--- TASK GOAL ---
Transcribe the lines below verbatim, skipping the images.

## begin GIVEN DATA

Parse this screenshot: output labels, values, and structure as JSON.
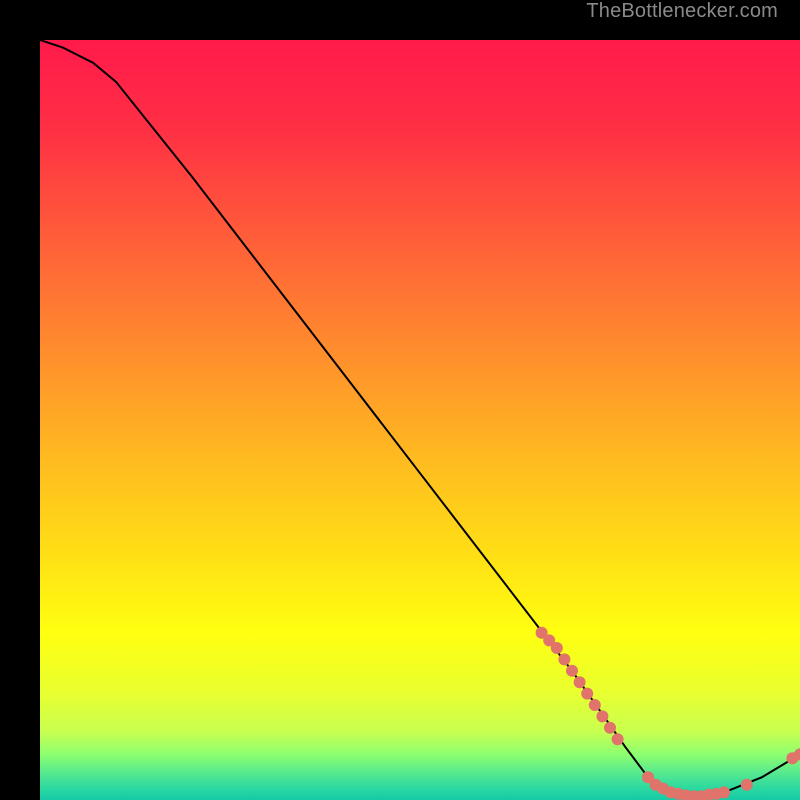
{
  "attribution": "TheBottlenecker.com",
  "chart_data": {
    "type": "line",
    "title": "",
    "xlabel": "",
    "ylabel": "",
    "xlim": [
      0,
      100
    ],
    "ylim": [
      0,
      100
    ],
    "curve": [
      {
        "x": 0,
        "y": 100
      },
      {
        "x": 3,
        "y": 99
      },
      {
        "x": 7,
        "y": 97
      },
      {
        "x": 10,
        "y": 94.5
      },
      {
        "x": 20,
        "y": 82
      },
      {
        "x": 30,
        "y": 69
      },
      {
        "x": 40,
        "y": 56
      },
      {
        "x": 50,
        "y": 43
      },
      {
        "x": 60,
        "y": 30
      },
      {
        "x": 70,
        "y": 17
      },
      {
        "x": 77,
        "y": 7
      },
      {
        "x": 80,
        "y": 3
      },
      {
        "x": 83,
        "y": 1
      },
      {
        "x": 86,
        "y": 0.5
      },
      {
        "x": 90,
        "y": 1
      },
      {
        "x": 95,
        "y": 3
      },
      {
        "x": 100,
        "y": 6
      }
    ],
    "dots": [
      {
        "x": 66,
        "y": 22
      },
      {
        "x": 67,
        "y": 21
      },
      {
        "x": 68,
        "y": 20
      },
      {
        "x": 69,
        "y": 18.5
      },
      {
        "x": 70,
        "y": 17
      },
      {
        "x": 71,
        "y": 15.5
      },
      {
        "x": 72,
        "y": 14
      },
      {
        "x": 73,
        "y": 12.5
      },
      {
        "x": 74,
        "y": 11
      },
      {
        "x": 75,
        "y": 9.5
      },
      {
        "x": 76,
        "y": 8
      },
      {
        "x": 80,
        "y": 3
      },
      {
        "x": 81,
        "y": 2
      },
      {
        "x": 82,
        "y": 1.5
      },
      {
        "x": 83,
        "y": 1
      },
      {
        "x": 84,
        "y": 0.8
      },
      {
        "x": 85,
        "y": 0.6
      },
      {
        "x": 86,
        "y": 0.5
      },
      {
        "x": 87,
        "y": 0.5
      },
      {
        "x": 88,
        "y": 0.7
      },
      {
        "x": 89,
        "y": 0.8
      },
      {
        "x": 90,
        "y": 1
      },
      {
        "x": 93,
        "y": 2
      },
      {
        "x": 99,
        "y": 5.5
      },
      {
        "x": 100,
        "y": 6
      }
    ],
    "gradient_stops": [
      {
        "offset": 0.0,
        "color": "#ff1a4b"
      },
      {
        "offset": 0.12,
        "color": "#ff3044"
      },
      {
        "offset": 0.25,
        "color": "#ff5a3a"
      },
      {
        "offset": 0.4,
        "color": "#ff8a2e"
      },
      {
        "offset": 0.55,
        "color": "#ffba20"
      },
      {
        "offset": 0.68,
        "color": "#ffe015"
      },
      {
        "offset": 0.78,
        "color": "#ffff10"
      },
      {
        "offset": 0.86,
        "color": "#e8ff30"
      },
      {
        "offset": 0.91,
        "color": "#c8ff50"
      },
      {
        "offset": 0.94,
        "color": "#8dff70"
      },
      {
        "offset": 0.965,
        "color": "#55e890"
      },
      {
        "offset": 0.985,
        "color": "#2ad8a0"
      },
      {
        "offset": 1.0,
        "color": "#16c9a8"
      }
    ],
    "dot_color": "#e0736a",
    "line_color": "#000000"
  }
}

## end GIVEN DATA

--- WRITTEN SOLUTION ---
Parse this screenshot: output labels, values, and structure as JSON.
{
  "attribution": "TheBottlenecker.com",
  "chart_data": {
    "type": "line",
    "title": "",
    "xlabel": "",
    "ylabel": "",
    "xlim": [
      0,
      100
    ],
    "ylim": [
      0,
      100
    ],
    "curve": [
      {
        "x": 0,
        "y": 100
      },
      {
        "x": 3,
        "y": 99
      },
      {
        "x": 7,
        "y": 97
      },
      {
        "x": 10,
        "y": 94.5
      },
      {
        "x": 20,
        "y": 82
      },
      {
        "x": 30,
        "y": 69
      },
      {
        "x": 40,
        "y": 56
      },
      {
        "x": 50,
        "y": 43
      },
      {
        "x": 60,
        "y": 30
      },
      {
        "x": 70,
        "y": 17
      },
      {
        "x": 77,
        "y": 7
      },
      {
        "x": 80,
        "y": 3
      },
      {
        "x": 83,
        "y": 1
      },
      {
        "x": 86,
        "y": 0.5
      },
      {
        "x": 90,
        "y": 1
      },
      {
        "x": 95,
        "y": 3
      },
      {
        "x": 100,
        "y": 6
      }
    ],
    "dots": [
      {
        "x": 66,
        "y": 22
      },
      {
        "x": 67,
        "y": 21
      },
      {
        "x": 68,
        "y": 20
      },
      {
        "x": 69,
        "y": 18.5
      },
      {
        "x": 70,
        "y": 17
      },
      {
        "x": 71,
        "y": 15.5
      },
      {
        "x": 72,
        "y": 14
      },
      {
        "x": 73,
        "y": 12.5
      },
      {
        "x": 74,
        "y": 11
      },
      {
        "x": 75,
        "y": 9.5
      },
      {
        "x": 76,
        "y": 8
      },
      {
        "x": 80,
        "y": 3
      },
      {
        "x": 81,
        "y": 2
      },
      {
        "x": 82,
        "y": 1.5
      },
      {
        "x": 83,
        "y": 1
      },
      {
        "x": 84,
        "y": 0.8
      },
      {
        "x": 85,
        "y": 0.6
      },
      {
        "x": 86,
        "y": 0.5
      },
      {
        "x": 87,
        "y": 0.5
      },
      {
        "x": 88,
        "y": 0.7
      },
      {
        "x": 89,
        "y": 0.8
      },
      {
        "x": 90,
        "y": 1
      },
      {
        "x": 93,
        "y": 2
      },
      {
        "x": 99,
        "y": 5.5
      },
      {
        "x": 100,
        "y": 6
      }
    ],
    "gradient_stops": [
      {
        "offset": 0.0,
        "color": "#ff1a4b"
      },
      {
        "offset": 0.12,
        "color": "#ff3044"
      },
      {
        "offset": 0.25,
        "color": "#ff5a3a"
      },
      {
        "offset": 0.4,
        "color": "#ff8a2e"
      },
      {
        "offset": 0.55,
        "color": "#ffba20"
      },
      {
        "offset": 0.68,
        "color": "#ffe015"
      },
      {
        "offset": 0.78,
        "color": "#ffff10"
      },
      {
        "offset": 0.86,
        "color": "#e8ff30"
      },
      {
        "offset": 0.91,
        "color": "#c8ff50"
      },
      {
        "offset": 0.94,
        "color": "#8dff70"
      },
      {
        "offset": 0.965,
        "color": "#55e890"
      },
      {
        "offset": 0.985,
        "color": "#2ad8a0"
      },
      {
        "offset": 1.0,
        "color": "#16c9a8"
      }
    ],
    "dot_color": "#e0736a",
    "line_color": "#000000"
  }
}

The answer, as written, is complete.